▸ WHAT NEEDS TO BE DONE
Write the number of lines holding the word "Amount", and nothing else.

+--

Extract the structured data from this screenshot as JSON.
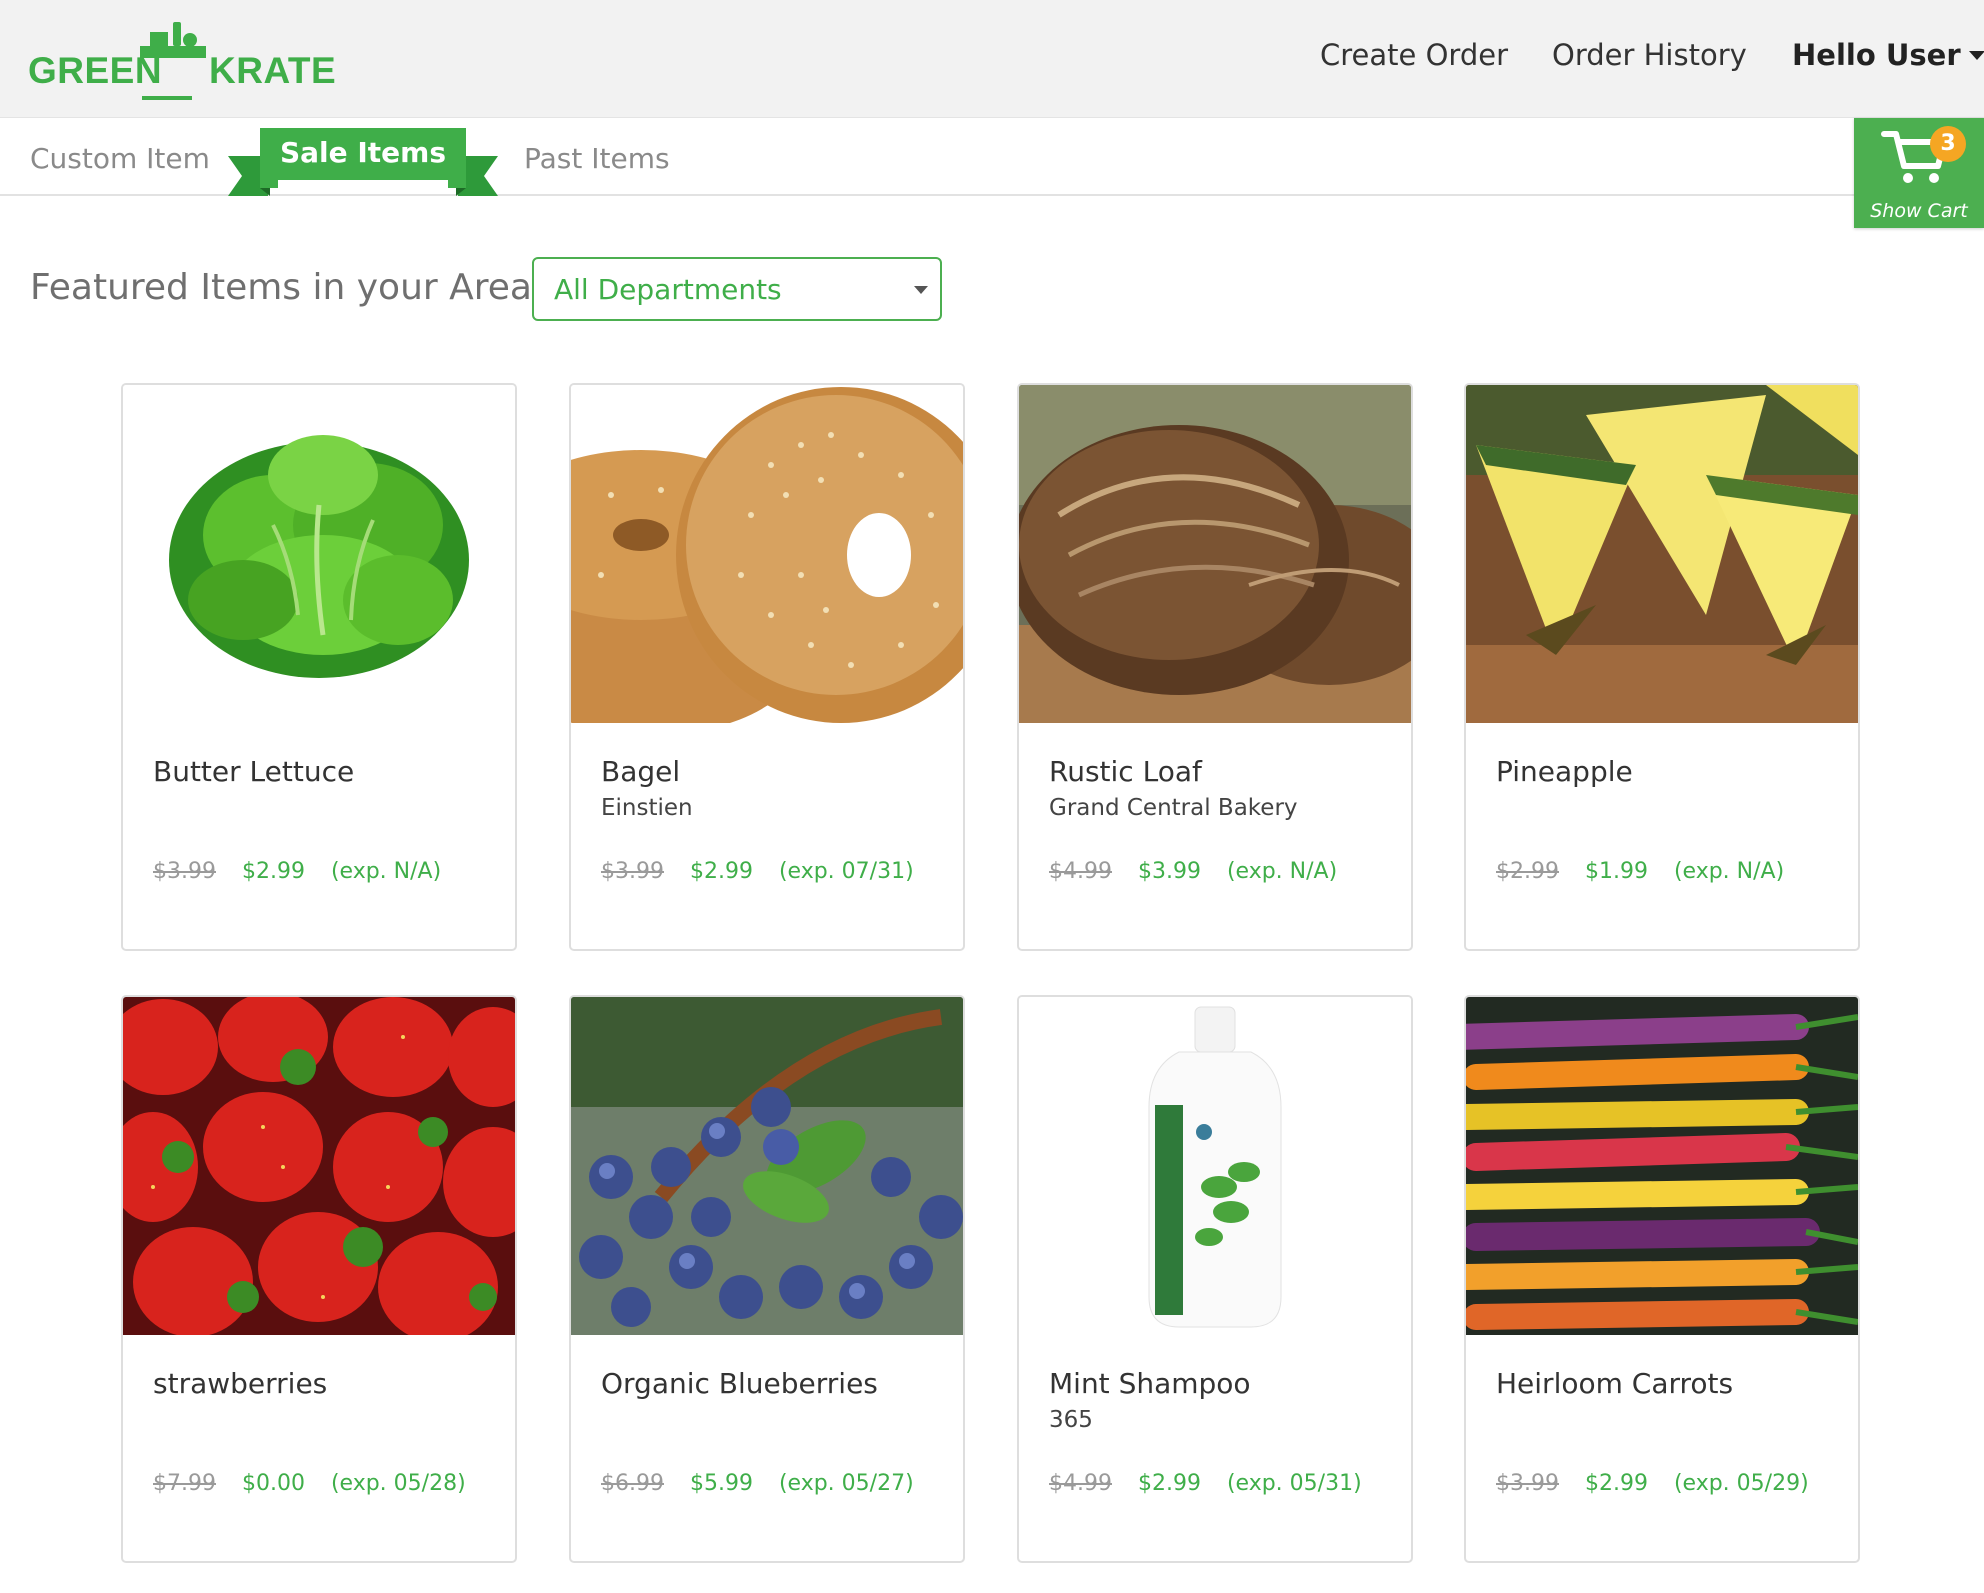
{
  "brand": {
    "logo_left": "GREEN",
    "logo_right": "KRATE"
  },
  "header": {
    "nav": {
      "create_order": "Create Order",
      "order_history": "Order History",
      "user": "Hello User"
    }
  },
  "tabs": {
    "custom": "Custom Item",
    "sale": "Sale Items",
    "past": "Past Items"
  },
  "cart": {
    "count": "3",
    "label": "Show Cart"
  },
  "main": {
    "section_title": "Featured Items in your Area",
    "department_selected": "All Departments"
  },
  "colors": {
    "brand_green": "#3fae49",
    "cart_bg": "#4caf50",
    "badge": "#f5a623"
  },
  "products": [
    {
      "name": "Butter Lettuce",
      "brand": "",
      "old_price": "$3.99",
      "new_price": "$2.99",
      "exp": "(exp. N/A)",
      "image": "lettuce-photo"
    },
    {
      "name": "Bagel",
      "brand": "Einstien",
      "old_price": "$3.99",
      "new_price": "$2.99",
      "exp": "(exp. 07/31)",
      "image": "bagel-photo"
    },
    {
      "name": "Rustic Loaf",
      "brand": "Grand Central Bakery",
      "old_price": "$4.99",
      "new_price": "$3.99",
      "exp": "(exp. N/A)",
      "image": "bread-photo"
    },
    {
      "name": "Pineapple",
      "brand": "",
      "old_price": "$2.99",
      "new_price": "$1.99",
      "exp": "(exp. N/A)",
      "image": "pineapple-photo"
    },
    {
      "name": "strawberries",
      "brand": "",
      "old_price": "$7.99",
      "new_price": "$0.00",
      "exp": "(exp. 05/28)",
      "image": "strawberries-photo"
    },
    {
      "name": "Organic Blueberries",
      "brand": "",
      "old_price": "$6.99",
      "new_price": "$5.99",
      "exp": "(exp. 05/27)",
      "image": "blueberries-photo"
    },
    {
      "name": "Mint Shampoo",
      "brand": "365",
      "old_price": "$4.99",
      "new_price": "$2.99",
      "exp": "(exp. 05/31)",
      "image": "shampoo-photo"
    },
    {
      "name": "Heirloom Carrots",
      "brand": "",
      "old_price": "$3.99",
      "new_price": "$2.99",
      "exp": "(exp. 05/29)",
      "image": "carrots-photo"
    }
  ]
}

+--

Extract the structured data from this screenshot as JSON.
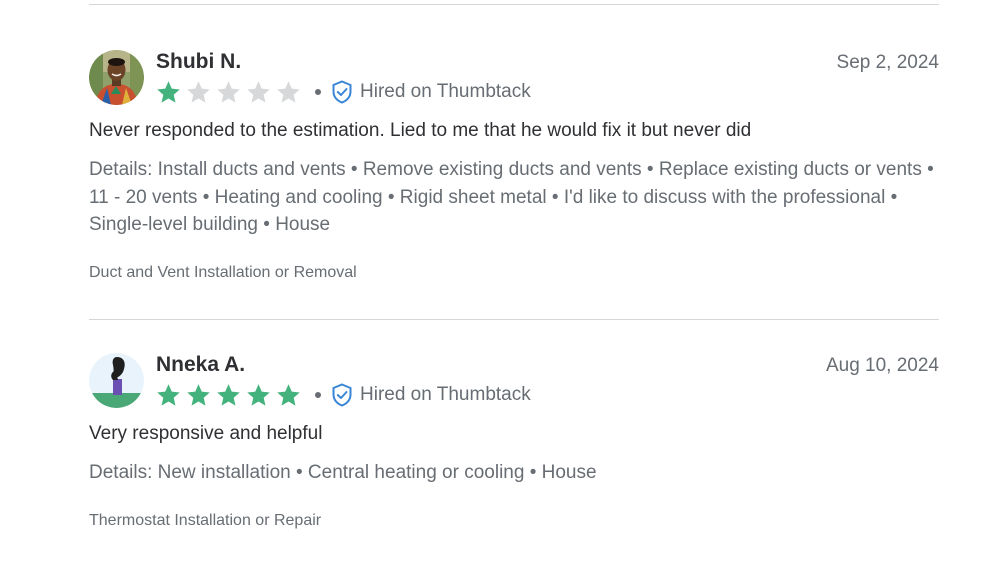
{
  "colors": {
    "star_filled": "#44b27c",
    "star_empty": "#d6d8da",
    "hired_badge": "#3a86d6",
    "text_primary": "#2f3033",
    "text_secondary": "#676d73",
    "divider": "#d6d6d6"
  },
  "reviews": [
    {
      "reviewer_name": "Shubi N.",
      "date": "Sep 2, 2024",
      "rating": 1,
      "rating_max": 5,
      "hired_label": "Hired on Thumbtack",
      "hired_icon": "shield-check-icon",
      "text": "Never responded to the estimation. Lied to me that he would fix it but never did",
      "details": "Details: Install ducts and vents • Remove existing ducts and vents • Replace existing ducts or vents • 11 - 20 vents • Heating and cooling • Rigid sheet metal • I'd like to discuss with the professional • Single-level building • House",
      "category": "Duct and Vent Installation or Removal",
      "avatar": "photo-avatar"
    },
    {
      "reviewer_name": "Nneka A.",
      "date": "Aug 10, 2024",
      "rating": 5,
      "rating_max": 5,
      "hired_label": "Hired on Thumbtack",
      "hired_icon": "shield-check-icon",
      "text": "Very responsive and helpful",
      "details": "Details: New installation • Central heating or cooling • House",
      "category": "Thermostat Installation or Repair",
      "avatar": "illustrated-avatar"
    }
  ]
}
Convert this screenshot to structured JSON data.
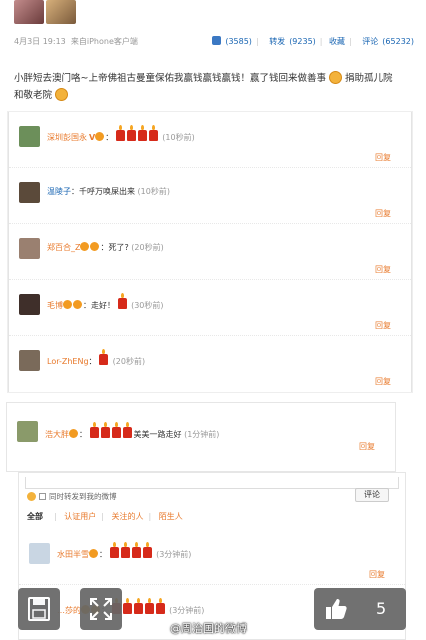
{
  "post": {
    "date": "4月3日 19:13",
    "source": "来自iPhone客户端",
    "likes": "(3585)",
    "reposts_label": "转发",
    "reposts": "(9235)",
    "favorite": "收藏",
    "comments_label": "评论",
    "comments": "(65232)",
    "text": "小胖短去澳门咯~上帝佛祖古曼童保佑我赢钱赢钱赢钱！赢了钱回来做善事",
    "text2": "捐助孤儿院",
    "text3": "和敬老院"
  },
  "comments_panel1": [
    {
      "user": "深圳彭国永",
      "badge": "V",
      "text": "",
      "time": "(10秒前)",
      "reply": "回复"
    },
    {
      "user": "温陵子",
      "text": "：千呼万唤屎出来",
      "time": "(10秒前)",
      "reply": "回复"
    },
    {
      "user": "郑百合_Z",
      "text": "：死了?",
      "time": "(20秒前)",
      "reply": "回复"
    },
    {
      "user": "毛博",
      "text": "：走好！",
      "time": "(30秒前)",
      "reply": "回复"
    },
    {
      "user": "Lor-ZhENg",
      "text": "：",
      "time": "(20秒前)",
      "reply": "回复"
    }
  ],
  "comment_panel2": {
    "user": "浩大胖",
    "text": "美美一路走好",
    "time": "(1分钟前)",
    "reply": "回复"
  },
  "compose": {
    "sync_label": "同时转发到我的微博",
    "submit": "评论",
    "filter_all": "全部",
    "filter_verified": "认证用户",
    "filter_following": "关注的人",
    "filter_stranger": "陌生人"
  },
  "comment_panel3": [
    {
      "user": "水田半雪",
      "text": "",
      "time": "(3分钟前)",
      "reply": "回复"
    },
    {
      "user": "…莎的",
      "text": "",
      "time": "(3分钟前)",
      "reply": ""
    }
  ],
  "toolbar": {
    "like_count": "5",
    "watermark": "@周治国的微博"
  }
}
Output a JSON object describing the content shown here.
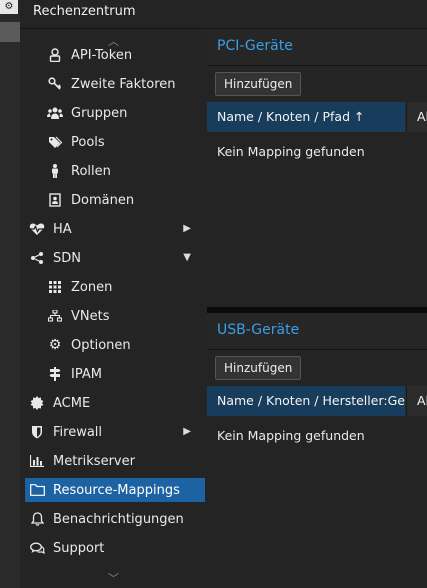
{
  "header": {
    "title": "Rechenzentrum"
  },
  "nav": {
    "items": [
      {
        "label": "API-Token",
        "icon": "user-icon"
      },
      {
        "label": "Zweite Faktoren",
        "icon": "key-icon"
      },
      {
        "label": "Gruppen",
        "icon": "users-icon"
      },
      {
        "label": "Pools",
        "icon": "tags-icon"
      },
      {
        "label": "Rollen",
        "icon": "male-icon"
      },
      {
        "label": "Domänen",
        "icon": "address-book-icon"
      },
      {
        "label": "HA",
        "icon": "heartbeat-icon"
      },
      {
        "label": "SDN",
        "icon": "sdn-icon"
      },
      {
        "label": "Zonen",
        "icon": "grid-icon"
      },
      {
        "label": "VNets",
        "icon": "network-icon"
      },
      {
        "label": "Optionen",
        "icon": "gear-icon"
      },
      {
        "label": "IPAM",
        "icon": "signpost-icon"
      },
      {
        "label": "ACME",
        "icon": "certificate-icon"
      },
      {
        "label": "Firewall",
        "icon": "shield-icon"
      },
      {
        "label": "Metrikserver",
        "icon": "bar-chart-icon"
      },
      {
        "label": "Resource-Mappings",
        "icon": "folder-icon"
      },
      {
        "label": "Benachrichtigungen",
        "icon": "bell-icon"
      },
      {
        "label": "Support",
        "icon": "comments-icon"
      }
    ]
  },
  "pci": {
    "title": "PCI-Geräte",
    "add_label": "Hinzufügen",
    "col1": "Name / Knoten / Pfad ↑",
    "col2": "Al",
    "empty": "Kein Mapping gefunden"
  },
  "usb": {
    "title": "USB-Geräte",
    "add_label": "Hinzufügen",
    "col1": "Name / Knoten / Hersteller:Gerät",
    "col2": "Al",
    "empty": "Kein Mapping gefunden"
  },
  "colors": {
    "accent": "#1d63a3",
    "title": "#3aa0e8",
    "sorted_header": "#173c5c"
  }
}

+--

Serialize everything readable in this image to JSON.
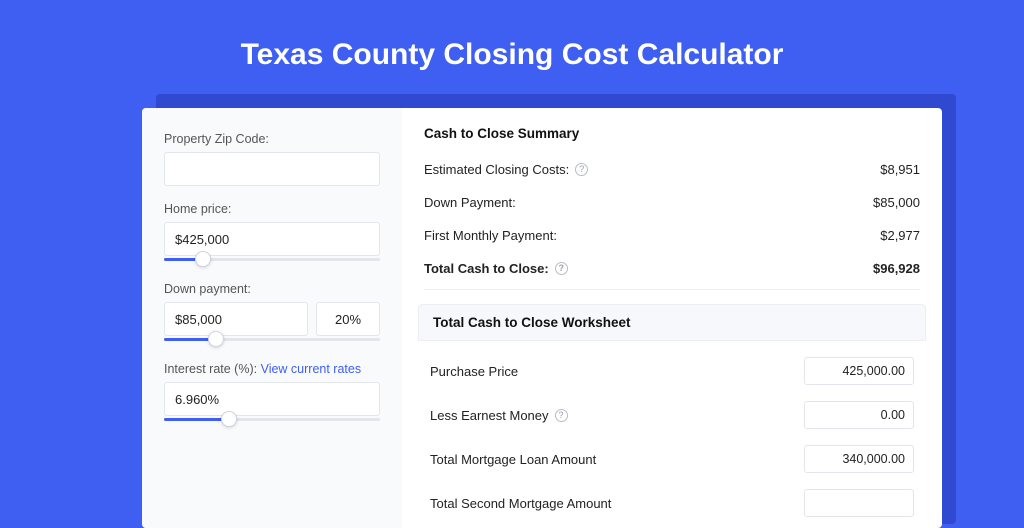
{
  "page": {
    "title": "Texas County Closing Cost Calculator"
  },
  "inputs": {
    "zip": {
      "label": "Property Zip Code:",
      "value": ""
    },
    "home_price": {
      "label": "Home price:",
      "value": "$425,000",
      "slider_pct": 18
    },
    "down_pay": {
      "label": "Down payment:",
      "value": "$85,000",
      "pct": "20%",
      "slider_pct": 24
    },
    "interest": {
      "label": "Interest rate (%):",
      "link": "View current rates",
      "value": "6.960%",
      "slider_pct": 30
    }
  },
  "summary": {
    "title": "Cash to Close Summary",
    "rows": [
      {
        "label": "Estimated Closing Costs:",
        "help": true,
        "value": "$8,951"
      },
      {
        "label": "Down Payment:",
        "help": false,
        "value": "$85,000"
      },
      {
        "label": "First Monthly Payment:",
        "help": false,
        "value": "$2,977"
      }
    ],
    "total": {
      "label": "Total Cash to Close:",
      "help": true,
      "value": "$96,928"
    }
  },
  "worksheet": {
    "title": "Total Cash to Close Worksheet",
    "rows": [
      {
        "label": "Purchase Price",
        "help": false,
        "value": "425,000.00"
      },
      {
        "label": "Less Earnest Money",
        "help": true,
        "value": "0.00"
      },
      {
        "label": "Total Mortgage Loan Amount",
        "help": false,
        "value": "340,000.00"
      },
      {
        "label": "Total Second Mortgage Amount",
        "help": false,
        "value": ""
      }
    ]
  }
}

+--

▸ FINAL ANSWER
2